(Stored data)
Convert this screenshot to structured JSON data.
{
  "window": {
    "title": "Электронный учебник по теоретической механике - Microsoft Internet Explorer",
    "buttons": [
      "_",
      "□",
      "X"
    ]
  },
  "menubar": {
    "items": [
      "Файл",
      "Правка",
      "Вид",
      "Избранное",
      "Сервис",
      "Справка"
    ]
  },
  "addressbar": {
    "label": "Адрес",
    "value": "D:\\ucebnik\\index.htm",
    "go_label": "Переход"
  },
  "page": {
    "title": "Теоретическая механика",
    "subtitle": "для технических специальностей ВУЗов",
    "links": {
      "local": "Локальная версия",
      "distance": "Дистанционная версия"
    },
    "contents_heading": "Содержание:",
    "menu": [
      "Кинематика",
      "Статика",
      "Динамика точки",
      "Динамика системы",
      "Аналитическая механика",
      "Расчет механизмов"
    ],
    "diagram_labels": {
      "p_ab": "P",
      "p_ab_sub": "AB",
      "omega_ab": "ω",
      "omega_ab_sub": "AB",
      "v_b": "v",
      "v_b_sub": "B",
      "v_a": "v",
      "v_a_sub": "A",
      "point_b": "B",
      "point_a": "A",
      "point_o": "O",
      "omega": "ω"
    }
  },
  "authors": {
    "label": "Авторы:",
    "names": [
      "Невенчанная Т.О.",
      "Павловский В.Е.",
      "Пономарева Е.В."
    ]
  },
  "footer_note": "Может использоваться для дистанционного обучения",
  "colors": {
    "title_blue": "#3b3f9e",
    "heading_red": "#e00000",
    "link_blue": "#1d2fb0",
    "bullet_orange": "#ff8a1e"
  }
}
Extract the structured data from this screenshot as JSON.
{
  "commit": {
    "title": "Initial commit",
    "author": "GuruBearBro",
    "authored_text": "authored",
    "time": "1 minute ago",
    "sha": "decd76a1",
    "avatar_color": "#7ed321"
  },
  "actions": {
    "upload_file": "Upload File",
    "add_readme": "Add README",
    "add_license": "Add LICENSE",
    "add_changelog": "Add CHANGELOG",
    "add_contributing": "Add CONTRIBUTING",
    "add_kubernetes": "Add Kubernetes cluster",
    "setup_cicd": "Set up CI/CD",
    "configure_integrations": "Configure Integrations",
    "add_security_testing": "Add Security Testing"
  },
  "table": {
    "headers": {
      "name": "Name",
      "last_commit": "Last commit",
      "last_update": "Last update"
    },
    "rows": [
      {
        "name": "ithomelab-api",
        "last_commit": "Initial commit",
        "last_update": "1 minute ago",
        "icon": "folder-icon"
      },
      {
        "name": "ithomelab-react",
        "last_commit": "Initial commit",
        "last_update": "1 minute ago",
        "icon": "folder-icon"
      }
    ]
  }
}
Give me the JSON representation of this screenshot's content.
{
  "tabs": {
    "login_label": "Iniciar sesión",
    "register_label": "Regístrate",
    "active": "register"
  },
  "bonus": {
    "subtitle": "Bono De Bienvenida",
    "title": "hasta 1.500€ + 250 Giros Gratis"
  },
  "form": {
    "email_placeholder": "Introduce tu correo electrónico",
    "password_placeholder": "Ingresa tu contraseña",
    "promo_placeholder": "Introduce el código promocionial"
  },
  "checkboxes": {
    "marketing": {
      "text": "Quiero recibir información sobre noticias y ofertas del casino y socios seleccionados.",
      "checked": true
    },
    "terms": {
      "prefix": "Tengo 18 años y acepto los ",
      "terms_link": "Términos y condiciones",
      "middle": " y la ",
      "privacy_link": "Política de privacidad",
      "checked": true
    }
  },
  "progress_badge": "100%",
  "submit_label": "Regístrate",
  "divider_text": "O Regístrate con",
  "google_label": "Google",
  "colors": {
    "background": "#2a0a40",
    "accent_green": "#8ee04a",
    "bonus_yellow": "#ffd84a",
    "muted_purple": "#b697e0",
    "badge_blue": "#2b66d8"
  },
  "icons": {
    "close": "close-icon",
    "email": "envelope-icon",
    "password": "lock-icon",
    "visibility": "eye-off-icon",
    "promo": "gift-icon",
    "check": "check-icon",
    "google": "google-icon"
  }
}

▶ [Exercise instructions]
Go through the material above line by line and copy it exactly.

▶ [Response to the task]
Convert this screenshot to structured JSON data.
{
  "window": {
    "title": "Электронный учебник по теоретической механике - Microsoft Internet Explorer",
    "buttons": [
      "_",
      "□",
      "X"
    ]
  },
  "menubar": {
    "items": [
      "Файл",
      "Правка",
      "Вид",
      "Избранное",
      "Сервис",
      "Справка"
    ]
  },
  "addressbar": {
    "label": "Адрес",
    "value": "D:\\ucebnik\\index.htm",
    "go_label": "Переход"
  },
  "page": {
    "title": "Теоретическая механика",
    "subtitle": "для технических специальностей ВУЗов",
    "links": {
      "local": "Локальная версия",
      "distance": "Дистанционная версия"
    },
    "contents_heading": "Содержание:",
    "menu": [
      "Кинематика",
      "Статика",
      "Динамика точки",
      "Динамика системы",
      "Аналитическая механика",
      "Расчет механизмов"
    ],
    "diagram_labels": {
      "p_ab": "P",
      "p_ab_sub": "AB",
      "omega_ab": "ω",
      "omega_ab_sub": "AB",
      "v_b": "v",
      "v_b_sub": "B",
      "v_a": "v",
      "v_a_sub": "A",
      "point_b": "B",
      "point_a": "A",
      "point_o": "O",
      "omega": "ω"
    }
  },
  "authors": {
    "label": "Авторы:",
    "names": [
      "Невенчанная Т.О.",
      "Павловский В.Е.",
      "Пономарева Е.В."
    ]
  },
  "footer_note": "Может использоваться для дистанционного обучения",
  "colors": {
    "title_blue": "#3b3f9e",
    "heading_red": "#e00000",
    "link_blue": "#1d2fb0",
    "bullet_orange": "#ff8a1e"
  }
}
Extract the structured data from this screenshot as JSON.
{
  "commit": {
    "title": "Initial commit",
    "author": "GuruBearBro",
    "authored_text": "authored",
    "time": "1 minute ago",
    "sha": "decd76a1",
    "avatar_color": "#7ed321"
  },
  "actions": {
    "upload_file": "Upload File",
    "add_readme": "Add README",
    "add_license": "Add LICENSE",
    "add_changelog": "Add CHANGELOG",
    "add_contributing": "Add CONTRIBUTING",
    "add_kubernetes": "Add Kubernetes cluster",
    "setup_cicd": "Set up CI/CD",
    "configure_integrations": "Configure Integrations",
    "add_security_testing": "Add Security Testing"
  },
  "table": {
    "headers": {
      "name": "Name",
      "last_commit": "Last commit",
      "last_update": "Last update"
    },
    "rows": [
      {
        "name": "ithomelab-api",
        "last_commit": "Initial commit",
        "last_update": "1 minute ago",
        "icon": "folder-icon"
      },
      {
        "name": "ithomelab-react",
        "last_commit": "Initial commit",
        "last_update": "1 minute ago",
        "icon": "folder-icon"
      }
    ]
  }
}
Give me the JSON representation of this screenshot's content.
{
  "tabs": {
    "login_label": "Iniciar sesión",
    "register_label": "Regístrate",
    "active": "register"
  },
  "bonus": {
    "subtitle": "Bono De Bienvenida",
    "title": "hasta 1.500€ + 250 Giros Gratis"
  },
  "form": {
    "email_placeholder": "Introduce tu correo electrónico",
    "password_placeholder": "Ingresa tu contraseña",
    "promo_placeholder": "Introduce el código promocionial"
  },
  "checkboxes": {
    "marketing": {
      "text": "Quiero recibir información sobre noticias y ofertas del casino y socios seleccionados.",
      "checked": true
    },
    "terms": {
      "prefix": "Tengo 18 años y acepto los ",
      "terms_link": "Términos y condiciones",
      "middle": " y la ",
      "privacy_link": "Política de privacidad",
      "checked": true
    }
  },
  "progress_badge": "100%",
  "submit_label": "Regístrate",
  "divider_text": "O Regístrate con",
  "google_label": "Google",
  "colors": {
    "background": "#2a0a40",
    "accent_green": "#8ee04a",
    "bonus_yellow": "#ffd84a",
    "muted_purple": "#b697e0",
    "badge_blue": "#2b66d8"
  },
  "icons": {
    "close": "close-icon",
    "email": "envelope-icon",
    "password": "lock-icon",
    "visibility": "eye-off-icon",
    "promo": "gift-icon",
    "check": "check-icon",
    "google": "google-icon"
  }
}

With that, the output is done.